研读文本:
#####
图5 Western blot检测DAPA对各组中NLRP3、Cleaved caspase-1、ASC、GSDMD-N、IL-18、IL-1β蛋白表达水平的影响A:灰带图;B:ASC;C:Cleaved caspase-1;D:GSDMD-N;E:IL-1β;F:IL-18;G:NLRP3;与NC组比较:*P<0.05(n=3);与ox-LDL组比较:#P<0.05(n=3)

2.4.3Hoechst 33342/PI双染和LDH释放试验评估DAPA对THP-1源性泡沫细胞焦亡的影响 Hoechst 33342/PI双染结果及LDH释放试验显示,与NC组相比,ox-LDL组中THP-1源性泡沫细胞PI阳性细胞比例升高且LDH活性升高(P<0.05);与ox-LDL组相比,ox-LDL+DAPA组THP-1源性泡沫细胞PI阳性细胞比例降低(P<0.05)且LDH活性降低。见图6。

图6 Hoechst 33342/PI双染和LDH释放试验评估DAPA对THP-1源性泡沫细胞焦亡的影响A:Hoechst 33342/PI双染 ×100;B:各组PI阳性细胞数比例;C:各组LDH活性比较;与NC组比较:*P<0.05(n=3);与ox-LDL组比较:#P<0.05(n=3)

2.4.4细胞免疫荧光检测DAPA对泡沫细胞焦亡模型中焦亡关键蛋白Caspase-1表达的影响 与NC组相比,ox-LDL组ox-LDL诱导的泡沫细胞焦亡模型中Caspase-1荧光强度(绿色)明显增强(P<0.05);与ox-LDL组相比,ox-LDL+DAPA组DAPA处理后Caspase-1荧光强度减弱(P<0.05)。以上结果说明DAPA可抑制泡沫细胞焦亡模型中焦亡关键蛋白Caspase-1的表达。见图7。

图7 细胞免疫荧光检测DAPA对泡沫细胞焦亡模型中Caspase-1表达的影响A:Caspase-1细胞免疫荧光双染 ×100;B:各组Caspase-1荧光强度;与NC组比较:*P<0.05 (n=3);与ox-LDL组比较:#P<0.05(n=3)

3 讨论

AS是一种进行性病变,是大多数心血管疾病的重要病理基础,脂质代谢不平衡和不适宜的炎症反应共同参与了AS病变的进展,其特征是大动脉中脂质和纤维成分的积聚。巨噬细胞浸润和脂质沉积是粥样斑块形成的关键步骤,泡沫细胞的形成,被广泛认为是AS的关键驱动因素[3]。ox-LDL是巨噬细胞泡沫化过程中胆固醇的主要来源,血管内膜下的巨噬细胞吞噬大量ox-LDL转化为泡沫细胞,促进AS斑块形成[3]。在本研究中,THP-1源性的巨噬细胞用ox-LDL处理后,经油红O染色,结果如图3B所示,细胞胞质内有大量红色脂滴蓄积,细胞体积增大,符合泡沫细胞形态,表明THP-1巨噬细胞源性泡沫细胞模型构建成功。
#####
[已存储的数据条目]

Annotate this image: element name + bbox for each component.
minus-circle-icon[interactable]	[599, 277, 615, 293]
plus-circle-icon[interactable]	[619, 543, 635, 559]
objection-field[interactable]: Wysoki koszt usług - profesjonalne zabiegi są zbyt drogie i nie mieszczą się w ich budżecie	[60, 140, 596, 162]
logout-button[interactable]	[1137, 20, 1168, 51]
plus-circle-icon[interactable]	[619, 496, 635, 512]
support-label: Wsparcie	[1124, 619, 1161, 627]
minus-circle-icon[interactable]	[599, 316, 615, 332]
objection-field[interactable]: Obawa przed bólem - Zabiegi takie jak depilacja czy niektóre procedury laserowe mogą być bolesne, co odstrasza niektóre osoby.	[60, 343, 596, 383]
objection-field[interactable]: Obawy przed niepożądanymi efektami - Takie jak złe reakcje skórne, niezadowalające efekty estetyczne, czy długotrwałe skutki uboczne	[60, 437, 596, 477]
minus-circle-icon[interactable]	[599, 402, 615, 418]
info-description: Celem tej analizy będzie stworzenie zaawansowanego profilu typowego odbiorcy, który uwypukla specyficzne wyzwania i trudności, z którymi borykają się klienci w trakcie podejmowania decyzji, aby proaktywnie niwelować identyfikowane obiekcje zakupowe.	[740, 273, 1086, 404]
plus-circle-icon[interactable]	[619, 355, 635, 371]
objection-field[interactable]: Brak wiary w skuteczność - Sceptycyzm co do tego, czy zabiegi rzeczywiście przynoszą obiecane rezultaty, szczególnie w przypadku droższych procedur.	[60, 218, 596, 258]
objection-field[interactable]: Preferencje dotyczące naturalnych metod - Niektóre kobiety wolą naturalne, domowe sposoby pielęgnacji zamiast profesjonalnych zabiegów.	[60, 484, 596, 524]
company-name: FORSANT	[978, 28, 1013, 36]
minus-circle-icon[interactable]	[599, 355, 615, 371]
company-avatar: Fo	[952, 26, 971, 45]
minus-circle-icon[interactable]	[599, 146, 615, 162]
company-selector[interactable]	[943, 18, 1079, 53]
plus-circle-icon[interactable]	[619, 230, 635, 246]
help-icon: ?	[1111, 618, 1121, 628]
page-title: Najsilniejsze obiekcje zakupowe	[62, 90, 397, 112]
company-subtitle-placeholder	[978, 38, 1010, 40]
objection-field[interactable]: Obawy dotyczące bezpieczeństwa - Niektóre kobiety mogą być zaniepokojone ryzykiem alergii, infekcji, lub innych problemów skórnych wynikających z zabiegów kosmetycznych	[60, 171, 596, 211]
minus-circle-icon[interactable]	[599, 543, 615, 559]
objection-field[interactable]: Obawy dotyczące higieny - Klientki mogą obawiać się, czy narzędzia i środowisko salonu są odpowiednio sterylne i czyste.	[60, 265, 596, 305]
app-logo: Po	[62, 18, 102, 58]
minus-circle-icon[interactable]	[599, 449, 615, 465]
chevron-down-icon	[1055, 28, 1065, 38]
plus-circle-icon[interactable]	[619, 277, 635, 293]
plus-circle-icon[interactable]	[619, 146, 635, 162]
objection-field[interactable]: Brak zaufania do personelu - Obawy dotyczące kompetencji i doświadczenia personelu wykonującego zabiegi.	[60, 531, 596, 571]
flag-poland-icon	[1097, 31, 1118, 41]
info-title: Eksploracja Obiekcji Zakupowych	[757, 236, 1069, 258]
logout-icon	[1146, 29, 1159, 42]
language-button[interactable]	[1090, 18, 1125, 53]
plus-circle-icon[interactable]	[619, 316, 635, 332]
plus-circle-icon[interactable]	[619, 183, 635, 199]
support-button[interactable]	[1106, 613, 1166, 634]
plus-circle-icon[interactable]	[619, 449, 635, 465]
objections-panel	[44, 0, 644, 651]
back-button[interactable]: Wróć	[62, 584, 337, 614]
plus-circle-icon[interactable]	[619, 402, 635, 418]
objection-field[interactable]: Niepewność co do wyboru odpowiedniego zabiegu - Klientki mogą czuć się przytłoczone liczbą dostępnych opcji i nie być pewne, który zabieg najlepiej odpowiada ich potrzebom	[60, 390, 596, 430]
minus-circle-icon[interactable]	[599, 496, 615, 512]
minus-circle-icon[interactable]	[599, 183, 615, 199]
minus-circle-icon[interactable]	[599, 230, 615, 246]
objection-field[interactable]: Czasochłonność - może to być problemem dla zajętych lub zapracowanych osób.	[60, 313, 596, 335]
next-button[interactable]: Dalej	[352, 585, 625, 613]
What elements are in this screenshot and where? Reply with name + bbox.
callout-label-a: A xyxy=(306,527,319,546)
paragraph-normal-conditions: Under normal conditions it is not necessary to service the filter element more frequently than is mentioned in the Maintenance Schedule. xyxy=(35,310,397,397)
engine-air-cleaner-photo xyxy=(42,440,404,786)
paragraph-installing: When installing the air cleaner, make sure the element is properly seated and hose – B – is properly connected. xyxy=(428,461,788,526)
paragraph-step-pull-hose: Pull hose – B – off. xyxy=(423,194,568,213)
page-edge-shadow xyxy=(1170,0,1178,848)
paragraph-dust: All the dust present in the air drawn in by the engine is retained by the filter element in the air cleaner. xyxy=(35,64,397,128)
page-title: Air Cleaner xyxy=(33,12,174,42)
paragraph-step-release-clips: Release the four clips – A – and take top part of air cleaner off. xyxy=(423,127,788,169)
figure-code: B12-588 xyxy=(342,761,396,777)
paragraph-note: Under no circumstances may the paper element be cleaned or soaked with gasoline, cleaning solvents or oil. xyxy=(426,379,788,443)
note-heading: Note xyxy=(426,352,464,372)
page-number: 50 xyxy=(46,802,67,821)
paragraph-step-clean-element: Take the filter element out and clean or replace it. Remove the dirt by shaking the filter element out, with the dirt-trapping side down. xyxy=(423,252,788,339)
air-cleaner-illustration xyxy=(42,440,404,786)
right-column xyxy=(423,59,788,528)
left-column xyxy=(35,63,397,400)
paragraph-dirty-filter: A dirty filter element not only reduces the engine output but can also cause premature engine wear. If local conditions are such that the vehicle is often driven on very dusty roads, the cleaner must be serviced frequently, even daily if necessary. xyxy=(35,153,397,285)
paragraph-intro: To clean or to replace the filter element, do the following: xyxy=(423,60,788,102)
#####
任务说明: 续写关于DAPA对THP-1源性泡沫细胞焦亡影响的研究文本，从其讨论部分的最后一句之后接着写。

书面作答:
DAPA是钠-葡萄糖共转运蛋白2抑制剂(sodium-glucose cotransporter 2 inhibitors,SGLT2i)成员之一,其通过选择性地抑制SGLT2来减少肾小管对葡萄糖的重吸收和增加尿糖排出而降低血糖[7]。有研究[8]表明,SGLT2i可通过降低血糖对内皮细胞的“毒性”而发挥抗炎症和抗氧化潜能进而延缓AS。Terasaki et al[9]发现SGLT2i可抑制巨噬细胞源性泡沫细胞的形成,从而发挥抗AS的作用;在本研究中,以DAPA干预ox-LDL诱导的THP-1源性的巨噬细胞后得到了类似的结果:油红O染色结果显示,与ox-LDL组相比,DAPA组巨噬细胞胞质内的红色脂滴明显减少,细胞体积减小。以上研究说明DAPA能够抑制ox-LDL诱导的巨噬细胞形成。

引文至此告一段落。